Select from the records below every line that has the word "image" in it.

Raw records
★ ★ ★
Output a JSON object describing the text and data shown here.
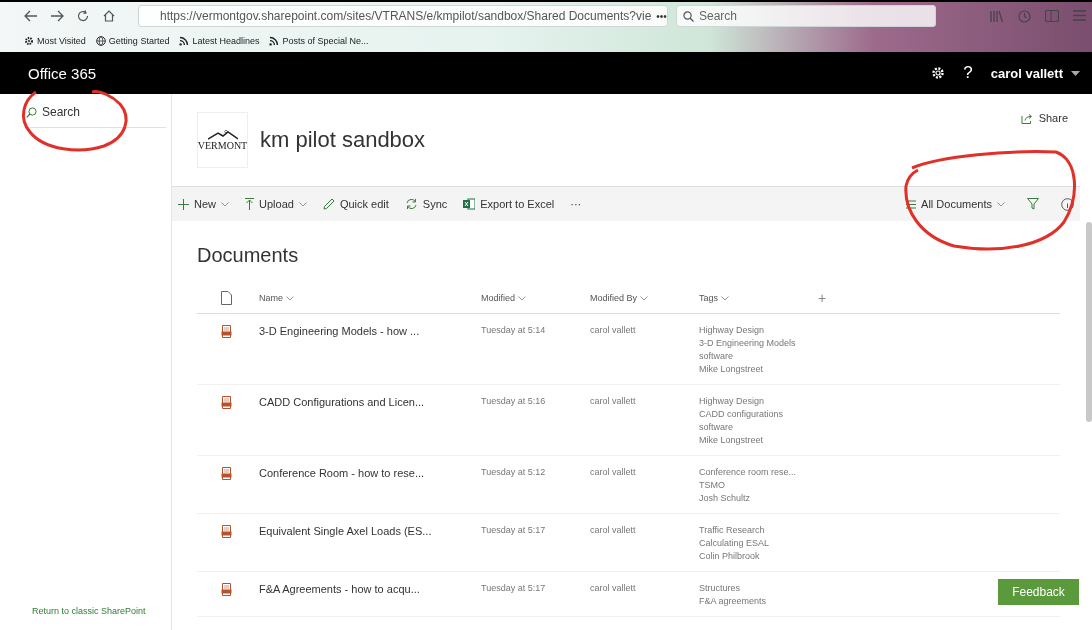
{
  "browser": {
    "url": "https://vermontgov.sharepoint.com/sites/VTRANS/e/kmpilot/sandbox/Shared Documents?vie",
    "more": "•••",
    "search_placeholder": "Search",
    "bookmarks": [
      {
        "label": "Most Visited",
        "kind": "gear"
      },
      {
        "label": "Getting Started",
        "kind": "globe"
      },
      {
        "label": "Latest Headlines",
        "kind": "feed"
      },
      {
        "label": "Posts of Special Ne...",
        "kind": "feed"
      }
    ]
  },
  "suite_bar": {
    "app_name": "Office 365",
    "help": "?",
    "user": "carol vallett"
  },
  "sidebar": {
    "search_placeholder": "Search",
    "footer_link": "Return to classic SharePoint"
  },
  "site": {
    "logo_text": "VERMONT",
    "title": "km pilot sandbox",
    "share": "Share"
  },
  "command_bar": {
    "items": [
      {
        "label": "New",
        "kind": "new",
        "dropdown": true
      },
      {
        "label": "Upload",
        "kind": "upload",
        "dropdown": true
      },
      {
        "label": "Quick edit",
        "kind": "edit",
        "dropdown": false
      },
      {
        "label": "Sync",
        "kind": "sync",
        "dropdown": false
      },
      {
        "label": "Export to Excel",
        "kind": "excel",
        "dropdown": false
      },
      {
        "label": "···",
        "kind": "more",
        "dropdown": false
      }
    ],
    "view": "All Documents"
  },
  "library": {
    "title": "Documents",
    "columns": [
      "Name",
      "Modified",
      "Modified By",
      "Tags"
    ],
    "add_column": "+",
    "rows": [
      {
        "name": "3-D Engineering Models - how ...",
        "modified": "Tuesday at 5:14",
        "modified_by": "carol vallett",
        "tags": [
          "Highway Design",
          "3-D Engineering Models",
          "software",
          "Mike Longstreet"
        ]
      },
      {
        "name": "CADD Configurations and Licen...",
        "modified": "Tuesday at 5:16",
        "modified_by": "carol vallett",
        "tags": [
          "Highway Design",
          "CADD configurations",
          "software",
          "Mike Longstreet"
        ]
      },
      {
        "name": "Conference Room - how to rese...",
        "modified": "Tuesday at 5:12",
        "modified_by": "carol vallett",
        "tags": [
          "Conference room rese...",
          "TSMO",
          "Josh Schultz"
        ]
      },
      {
        "name": "Equivalent Single Axel Loads (ES...",
        "modified": "Tuesday at 5:17",
        "modified_by": "carol vallett",
        "tags": [
          "Traffic Research",
          "Calculating ESAL",
          "Colin Philbrook"
        ]
      },
      {
        "name": "F&A Agreements - how to acqu...",
        "modified": "Tuesday at 5:17",
        "modified_by": "carol vallett",
        "tags": [
          "Structures",
          "F&A agreements"
        ]
      }
    ]
  },
  "feedback": "Feedback"
}
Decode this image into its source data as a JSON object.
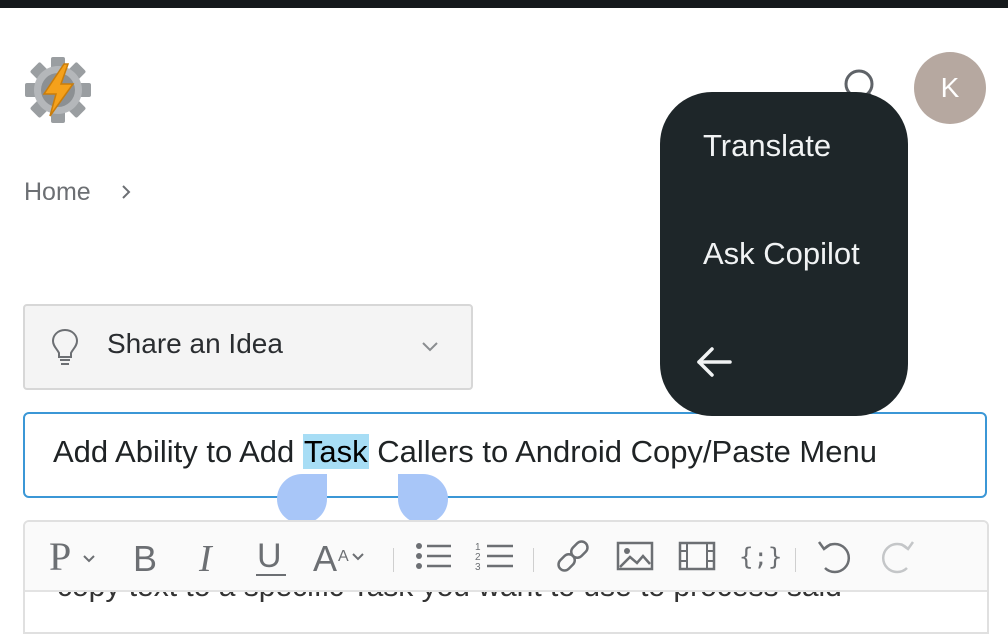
{
  "header": {
    "logo_icon": "tasker-gear-bolt-icon",
    "search_icon": "search-icon",
    "avatar_initial": "K"
  },
  "breadcrumb": {
    "home": "Home"
  },
  "idea_select": {
    "icon": "lightbulb-icon",
    "selected": "Share an Idea"
  },
  "title_field": {
    "text_before": "Add Ability to Add ",
    "selected_text": "Task",
    "text_after": " Callers to Android Copy/Paste Menu"
  },
  "editor": {
    "toolbar_icons": [
      "paragraph-format-icon",
      "bold-icon",
      "italic-icon",
      "underline-icon",
      "font-size-icon",
      "bullet-list-icon",
      "numbered-list-icon",
      "link-icon",
      "image-icon",
      "video-icon",
      "code-icon",
      "undo-icon",
      "redo-icon"
    ],
    "body_text": "copy text to a specific Task you want to use to process said"
  },
  "context_menu": {
    "items": [
      "Translate",
      "Ask Copilot"
    ],
    "back_icon": "arrow-left-icon"
  },
  "colors": {
    "accent_border": "#3b97d6",
    "selection_highlight": "#a7ddf5",
    "selection_handle": "#a8c6f8",
    "menu_background": "#1e2629",
    "avatar_background": "#b6a8a0"
  }
}
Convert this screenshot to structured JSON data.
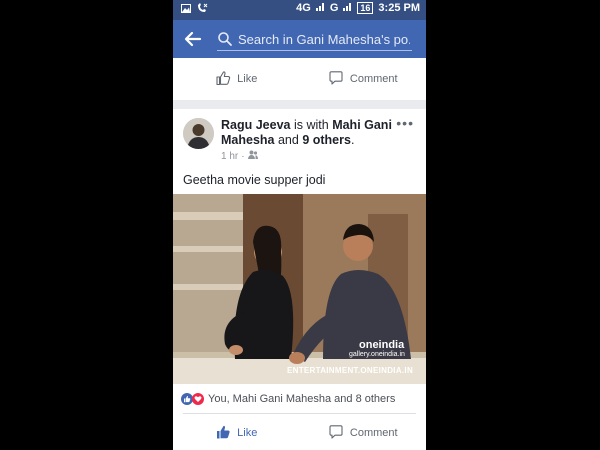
{
  "status_bar": {
    "network": "4G",
    "network2": "G",
    "battery": "16",
    "time": "3:25 PM"
  },
  "search": {
    "placeholder": "Search in Gani Mahesha's po..."
  },
  "top_actions": {
    "like": "Like",
    "comment": "Comment"
  },
  "post": {
    "author": "Ragu Jeeva",
    "with_text": "is with",
    "tagged": "Mahi Gani Mahesha",
    "and_text": "and",
    "others": "9 others",
    "time": "1 hr",
    "message": "Geetha movie supper jodi",
    "watermark_logo": "oneindia",
    "watermark_gallery": "gallery.oneindia.in",
    "watermark_site": "ENTERTAINMENT.ONEINDIA.IN",
    "reactions_text": "You, Mahi Gani Mahesha and 8 others",
    "like": "Like",
    "comment": "Comment"
  },
  "colors": {
    "brand": "#4267b2",
    "status_bar": "#354f82",
    "like_active": "#4267b2"
  }
}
★ ★ ★
● **Answer to this task**:
Decode this image into its source data as a JSON object.
      "image-icon",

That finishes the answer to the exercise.